Extracted data entries
>> begin
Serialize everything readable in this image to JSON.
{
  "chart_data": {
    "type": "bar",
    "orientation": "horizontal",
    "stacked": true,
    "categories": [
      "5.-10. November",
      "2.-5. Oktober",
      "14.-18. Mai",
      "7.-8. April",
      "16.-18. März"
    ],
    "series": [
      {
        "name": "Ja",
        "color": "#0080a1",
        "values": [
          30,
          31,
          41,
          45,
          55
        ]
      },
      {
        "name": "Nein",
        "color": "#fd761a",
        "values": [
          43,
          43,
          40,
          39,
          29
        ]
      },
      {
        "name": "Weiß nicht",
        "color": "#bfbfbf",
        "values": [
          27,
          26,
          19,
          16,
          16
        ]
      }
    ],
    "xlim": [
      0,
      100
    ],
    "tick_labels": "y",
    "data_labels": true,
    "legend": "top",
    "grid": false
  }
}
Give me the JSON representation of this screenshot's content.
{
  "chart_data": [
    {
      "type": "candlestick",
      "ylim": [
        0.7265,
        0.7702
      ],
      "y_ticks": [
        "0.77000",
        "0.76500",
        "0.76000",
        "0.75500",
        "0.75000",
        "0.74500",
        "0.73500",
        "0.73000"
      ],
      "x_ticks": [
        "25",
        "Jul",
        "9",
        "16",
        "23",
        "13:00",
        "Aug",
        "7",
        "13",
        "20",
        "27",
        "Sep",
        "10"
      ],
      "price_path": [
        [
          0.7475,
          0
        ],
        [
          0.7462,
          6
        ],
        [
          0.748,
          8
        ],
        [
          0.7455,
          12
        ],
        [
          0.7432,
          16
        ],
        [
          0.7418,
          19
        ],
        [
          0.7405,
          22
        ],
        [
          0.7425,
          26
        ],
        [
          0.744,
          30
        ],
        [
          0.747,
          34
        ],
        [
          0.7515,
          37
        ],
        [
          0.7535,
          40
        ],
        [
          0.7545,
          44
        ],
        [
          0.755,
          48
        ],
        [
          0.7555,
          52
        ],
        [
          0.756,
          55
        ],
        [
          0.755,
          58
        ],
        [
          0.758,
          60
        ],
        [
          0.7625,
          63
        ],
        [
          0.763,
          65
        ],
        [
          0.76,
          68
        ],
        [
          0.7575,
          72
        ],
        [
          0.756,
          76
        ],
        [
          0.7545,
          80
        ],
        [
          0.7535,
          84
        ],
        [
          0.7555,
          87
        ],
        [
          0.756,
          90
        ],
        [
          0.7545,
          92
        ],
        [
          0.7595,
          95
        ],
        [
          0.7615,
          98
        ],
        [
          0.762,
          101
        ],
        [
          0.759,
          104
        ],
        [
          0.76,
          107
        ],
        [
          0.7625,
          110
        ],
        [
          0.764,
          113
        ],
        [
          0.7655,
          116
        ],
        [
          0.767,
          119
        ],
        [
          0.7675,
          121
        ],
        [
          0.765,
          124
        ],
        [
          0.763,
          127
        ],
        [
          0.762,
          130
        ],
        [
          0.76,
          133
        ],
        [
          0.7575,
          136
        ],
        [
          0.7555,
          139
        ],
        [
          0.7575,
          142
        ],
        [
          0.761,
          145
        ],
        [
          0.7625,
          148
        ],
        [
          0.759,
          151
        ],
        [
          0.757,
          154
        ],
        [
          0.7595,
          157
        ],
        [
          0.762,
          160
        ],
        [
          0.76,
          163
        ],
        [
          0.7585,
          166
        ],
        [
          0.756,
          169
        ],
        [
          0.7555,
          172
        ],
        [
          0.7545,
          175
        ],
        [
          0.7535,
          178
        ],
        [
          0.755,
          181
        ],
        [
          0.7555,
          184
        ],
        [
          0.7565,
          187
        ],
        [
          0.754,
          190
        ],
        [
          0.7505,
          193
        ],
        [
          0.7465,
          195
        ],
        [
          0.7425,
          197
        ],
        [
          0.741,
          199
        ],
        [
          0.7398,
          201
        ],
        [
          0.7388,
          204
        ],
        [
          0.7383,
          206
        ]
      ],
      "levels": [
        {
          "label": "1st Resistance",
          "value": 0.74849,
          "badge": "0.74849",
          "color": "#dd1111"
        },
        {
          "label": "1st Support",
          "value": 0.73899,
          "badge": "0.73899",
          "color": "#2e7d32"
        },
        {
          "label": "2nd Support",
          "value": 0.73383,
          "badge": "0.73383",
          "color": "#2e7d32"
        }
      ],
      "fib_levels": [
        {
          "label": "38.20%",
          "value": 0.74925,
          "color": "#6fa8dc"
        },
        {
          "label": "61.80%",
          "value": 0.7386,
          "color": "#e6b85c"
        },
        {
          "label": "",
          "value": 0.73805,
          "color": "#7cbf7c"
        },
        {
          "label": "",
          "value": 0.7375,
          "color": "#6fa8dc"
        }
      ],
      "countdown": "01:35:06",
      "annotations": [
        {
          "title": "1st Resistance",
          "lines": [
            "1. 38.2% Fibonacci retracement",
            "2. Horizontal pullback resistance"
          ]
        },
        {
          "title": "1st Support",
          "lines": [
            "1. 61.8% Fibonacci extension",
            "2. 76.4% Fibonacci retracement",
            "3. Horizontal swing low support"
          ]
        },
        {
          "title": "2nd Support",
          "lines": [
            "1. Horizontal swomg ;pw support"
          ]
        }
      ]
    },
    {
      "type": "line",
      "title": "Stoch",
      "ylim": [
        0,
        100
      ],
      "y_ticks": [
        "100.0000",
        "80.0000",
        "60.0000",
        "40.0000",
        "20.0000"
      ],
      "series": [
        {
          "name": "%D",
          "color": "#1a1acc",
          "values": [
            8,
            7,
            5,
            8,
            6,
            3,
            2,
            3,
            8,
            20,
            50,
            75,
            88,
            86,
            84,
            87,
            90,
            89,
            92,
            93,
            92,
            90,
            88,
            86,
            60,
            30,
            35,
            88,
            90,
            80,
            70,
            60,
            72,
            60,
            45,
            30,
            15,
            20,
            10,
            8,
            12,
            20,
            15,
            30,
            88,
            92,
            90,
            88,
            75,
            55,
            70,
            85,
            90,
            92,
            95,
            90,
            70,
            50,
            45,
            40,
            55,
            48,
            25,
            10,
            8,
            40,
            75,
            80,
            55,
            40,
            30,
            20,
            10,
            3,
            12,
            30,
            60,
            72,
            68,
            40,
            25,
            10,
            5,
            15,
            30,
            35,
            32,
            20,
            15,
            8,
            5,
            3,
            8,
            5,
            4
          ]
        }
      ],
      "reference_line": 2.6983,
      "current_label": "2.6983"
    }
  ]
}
>> end
Restate each of the entries above verbatim.

Serialize everything readable in this image to JSON.
{
  "chart_data": {
    "type": "bar",
    "orientation": "horizontal",
    "stacked": true,
    "categories": [
      "5.-10. November",
      "2.-5. Oktober",
      "14.-18. Mai",
      "7.-8. April",
      "16.-18. März"
    ],
    "series": [
      {
        "name": "Ja",
        "color": "#0080a1",
        "values": [
          30,
          31,
          41,
          45,
          55
        ]
      },
      {
        "name": "Nein",
        "color": "#fd761a",
        "values": [
          43,
          43,
          40,
          39,
          29
        ]
      },
      {
        "name": "Weiß nicht",
        "color": "#bfbfbf",
        "values": [
          27,
          26,
          19,
          16,
          16
        ]
      }
    ],
    "xlim": [
      0,
      100
    ],
    "tick_labels": "y",
    "data_labels": true,
    "legend": "top",
    "grid": false
  }
}
Give me the JSON representation of this screenshot's content.
{
  "chart_data": [
    {
      "type": "candlestick",
      "ylim": [
        0.7265,
        0.7702
      ],
      "y_ticks": [
        "0.77000",
        "0.76500",
        "0.76000",
        "0.75500",
        "0.75000",
        "0.74500",
        "0.73500",
        "0.73000"
      ],
      "x_ticks": [
        "25",
        "Jul",
        "9",
        "16",
        "23",
        "13:00",
        "Aug",
        "7",
        "13",
        "20",
        "27",
        "Sep",
        "10"
      ],
      "price_path": [
        [
          0.7475,
          0
        ],
        [
          0.7462,
          6
        ],
        [
          0.748,
          8
        ],
        [
          0.7455,
          12
        ],
        [
          0.7432,
          16
        ],
        [
          0.7418,
          19
        ],
        [
          0.7405,
          22
        ],
        [
          0.7425,
          26
        ],
        [
          0.744,
          30
        ],
        [
          0.747,
          34
        ],
        [
          0.7515,
          37
        ],
        [
          0.7535,
          40
        ],
        [
          0.7545,
          44
        ],
        [
          0.755,
          48
        ],
        [
          0.7555,
          52
        ],
        [
          0.756,
          55
        ],
        [
          0.755,
          58
        ],
        [
          0.758,
          60
        ],
        [
          0.7625,
          63
        ],
        [
          0.763,
          65
        ],
        [
          0.76,
          68
        ],
        [
          0.7575,
          72
        ],
        [
          0.756,
          76
        ],
        [
          0.7545,
          80
        ],
        [
          0.7535,
          84
        ],
        [
          0.7555,
          87
        ],
        [
          0.756,
          90
        ],
        [
          0.7545,
          92
        ],
        [
          0.7595,
          95
        ],
        [
          0.7615,
          98
        ],
        [
          0.762,
          101
        ],
        [
          0.759,
          104
        ],
        [
          0.76,
          107
        ],
        [
          0.7625,
          110
        ],
        [
          0.764,
          113
        ],
        [
          0.7655,
          116
        ],
        [
          0.767,
          119
        ],
        [
          0.7675,
          121
        ],
        [
          0.765,
          124
        ],
        [
          0.763,
          127
        ],
        [
          0.762,
          130
        ],
        [
          0.76,
          133
        ],
        [
          0.7575,
          136
        ],
        [
          0.7555,
          139
        ],
        [
          0.7575,
          142
        ],
        [
          0.761,
          145
        ],
        [
          0.7625,
          148
        ],
        [
          0.759,
          151
        ],
        [
          0.757,
          154
        ],
        [
          0.7595,
          157
        ],
        [
          0.762,
          160
        ],
        [
          0.76,
          163
        ],
        [
          0.7585,
          166
        ],
        [
          0.756,
          169
        ],
        [
          0.7555,
          172
        ],
        [
          0.7545,
          175
        ],
        [
          0.7535,
          178
        ],
        [
          0.755,
          181
        ],
        [
          0.7555,
          184
        ],
        [
          0.7565,
          187
        ],
        [
          0.754,
          190
        ],
        [
          0.7505,
          193
        ],
        [
          0.7465,
          195
        ],
        [
          0.7425,
          197
        ],
        [
          0.741,
          199
        ],
        [
          0.7398,
          201
        ],
        [
          0.7388,
          204
        ],
        [
          0.7383,
          206
        ]
      ],
      "levels": [
        {
          "label": "1st Resistance",
          "value": 0.74849,
          "badge": "0.74849",
          "color": "#dd1111"
        },
        {
          "label": "1st Support",
          "value": 0.73899,
          "badge": "0.73899",
          "color": "#2e7d32"
        },
        {
          "label": "2nd Support",
          "value": 0.73383,
          "badge": "0.73383",
          "color": "#2e7d32"
        }
      ],
      "fib_levels": [
        {
          "label": "38.20%",
          "value": 0.74925,
          "color": "#6fa8dc"
        },
        {
          "label": "61.80%",
          "value": 0.7386,
          "color": "#e6b85c"
        },
        {
          "label": "",
          "value": 0.73805,
          "color": "#7cbf7c"
        },
        {
          "label": "",
          "value": 0.7375,
          "color": "#6fa8dc"
        }
      ],
      "countdown": "01:35:06",
      "annotations": [
        {
          "title": "1st Resistance",
          "lines": [
            "1. 38.2% Fibonacci retracement",
            "2. Horizontal pullback resistance"
          ]
        },
        {
          "title": "1st Support",
          "lines": [
            "1. 61.8% Fibonacci extension",
            "2. 76.4% Fibonacci retracement",
            "3. Horizontal swing low support"
          ]
        },
        {
          "title": "2nd Support",
          "lines": [
            "1. Horizontal swomg ;pw support"
          ]
        }
      ]
    },
    {
      "type": "line",
      "title": "Stoch",
      "ylim": [
        0,
        100
      ],
      "y_ticks": [
        "100.0000",
        "80.0000",
        "60.0000",
        "40.0000",
        "20.0000"
      ],
      "series": [
        {
          "name": "%D",
          "color": "#1a1acc",
          "values": [
            8,
            7,
            5,
            8,
            6,
            3,
            2,
            3,
            8,
            20,
            50,
            75,
            88,
            86,
            84,
            87,
            90,
            89,
            92,
            93,
            92,
            90,
            88,
            86,
            60,
            30,
            35,
            88,
            90,
            80,
            70,
            60,
            72,
            60,
            45,
            30,
            15,
            20,
            10,
            8,
            12,
            20,
            15,
            30,
            88,
            92,
            90,
            88,
            75,
            55,
            70,
            85,
            90,
            92,
            95,
            90,
            70,
            50,
            45,
            40,
            55,
            48,
            25,
            10,
            8,
            40,
            75,
            80,
            55,
            40,
            30,
            20,
            10,
            3,
            12,
            30,
            60,
            72,
            68,
            40,
            25,
            10,
            5,
            15,
            30,
            35,
            32,
            20,
            15,
            8,
            5,
            3,
            8,
            5,
            4
          ]
        }
      ],
      "reference_line": 2.6983,
      "current_label": "2.6983"
    }
  ]
}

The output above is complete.